• [Material for the task]:
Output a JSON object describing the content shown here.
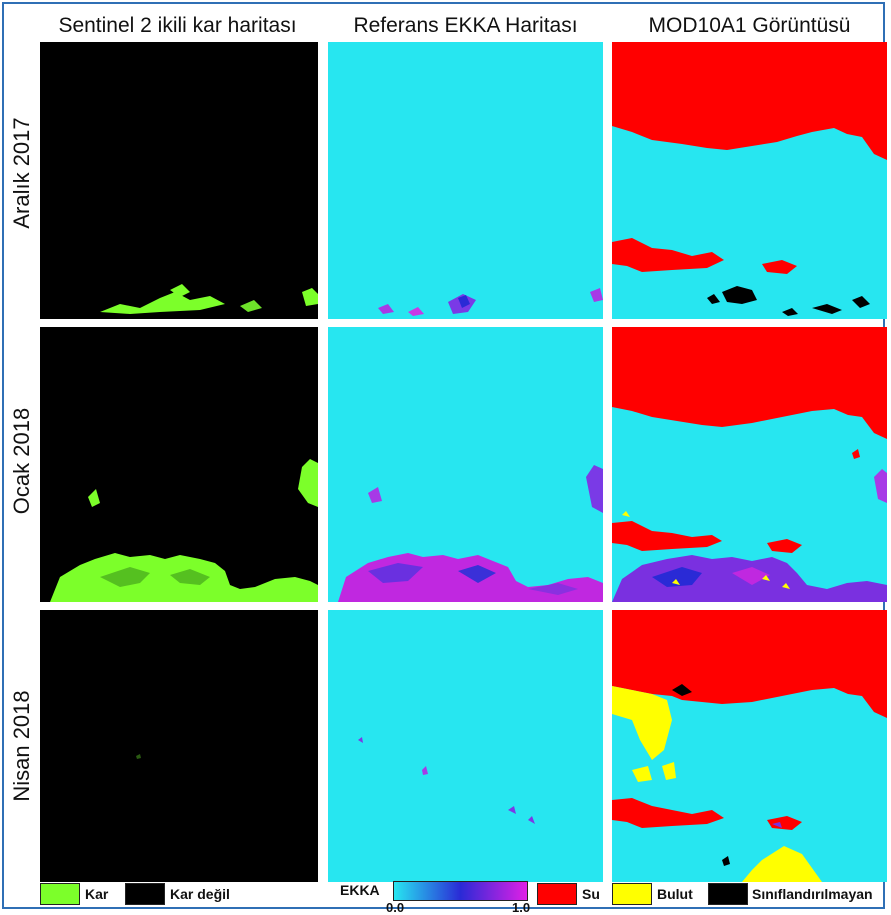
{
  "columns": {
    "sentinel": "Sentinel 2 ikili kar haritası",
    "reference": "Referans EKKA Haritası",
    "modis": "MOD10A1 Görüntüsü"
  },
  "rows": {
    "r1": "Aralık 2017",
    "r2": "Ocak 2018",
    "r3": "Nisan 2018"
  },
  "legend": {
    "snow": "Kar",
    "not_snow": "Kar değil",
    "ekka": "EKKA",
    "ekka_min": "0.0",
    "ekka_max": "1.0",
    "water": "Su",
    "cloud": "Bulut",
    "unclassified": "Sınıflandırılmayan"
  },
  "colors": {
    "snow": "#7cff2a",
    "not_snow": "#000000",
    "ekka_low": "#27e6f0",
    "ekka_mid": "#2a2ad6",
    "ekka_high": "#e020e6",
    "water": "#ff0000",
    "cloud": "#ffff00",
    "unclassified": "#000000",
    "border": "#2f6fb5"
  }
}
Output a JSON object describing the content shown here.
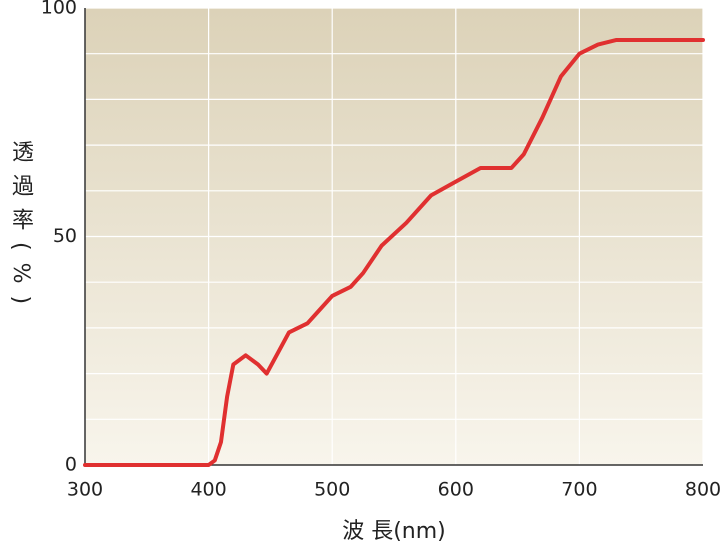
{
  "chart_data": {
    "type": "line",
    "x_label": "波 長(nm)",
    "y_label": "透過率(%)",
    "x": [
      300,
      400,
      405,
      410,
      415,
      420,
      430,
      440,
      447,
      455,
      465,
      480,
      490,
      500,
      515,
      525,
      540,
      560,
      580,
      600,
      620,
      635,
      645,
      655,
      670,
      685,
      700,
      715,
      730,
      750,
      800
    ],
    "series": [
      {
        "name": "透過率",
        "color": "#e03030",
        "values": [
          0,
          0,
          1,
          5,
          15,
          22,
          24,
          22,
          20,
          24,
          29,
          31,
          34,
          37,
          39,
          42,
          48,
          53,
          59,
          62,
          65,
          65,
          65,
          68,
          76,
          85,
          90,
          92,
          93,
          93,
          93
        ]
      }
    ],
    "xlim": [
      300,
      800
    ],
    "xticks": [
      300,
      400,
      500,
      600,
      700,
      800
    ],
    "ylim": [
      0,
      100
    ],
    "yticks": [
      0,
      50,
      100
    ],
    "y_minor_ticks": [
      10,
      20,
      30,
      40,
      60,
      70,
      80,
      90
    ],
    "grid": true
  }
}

• [Set task]:
In the lines above, locate the string "unclassified". Copy every line where it occurs.

• [Solution to this exercise]:
    "unclassified": "Sınıflandırılmayan"
    "unclassified": "#000000",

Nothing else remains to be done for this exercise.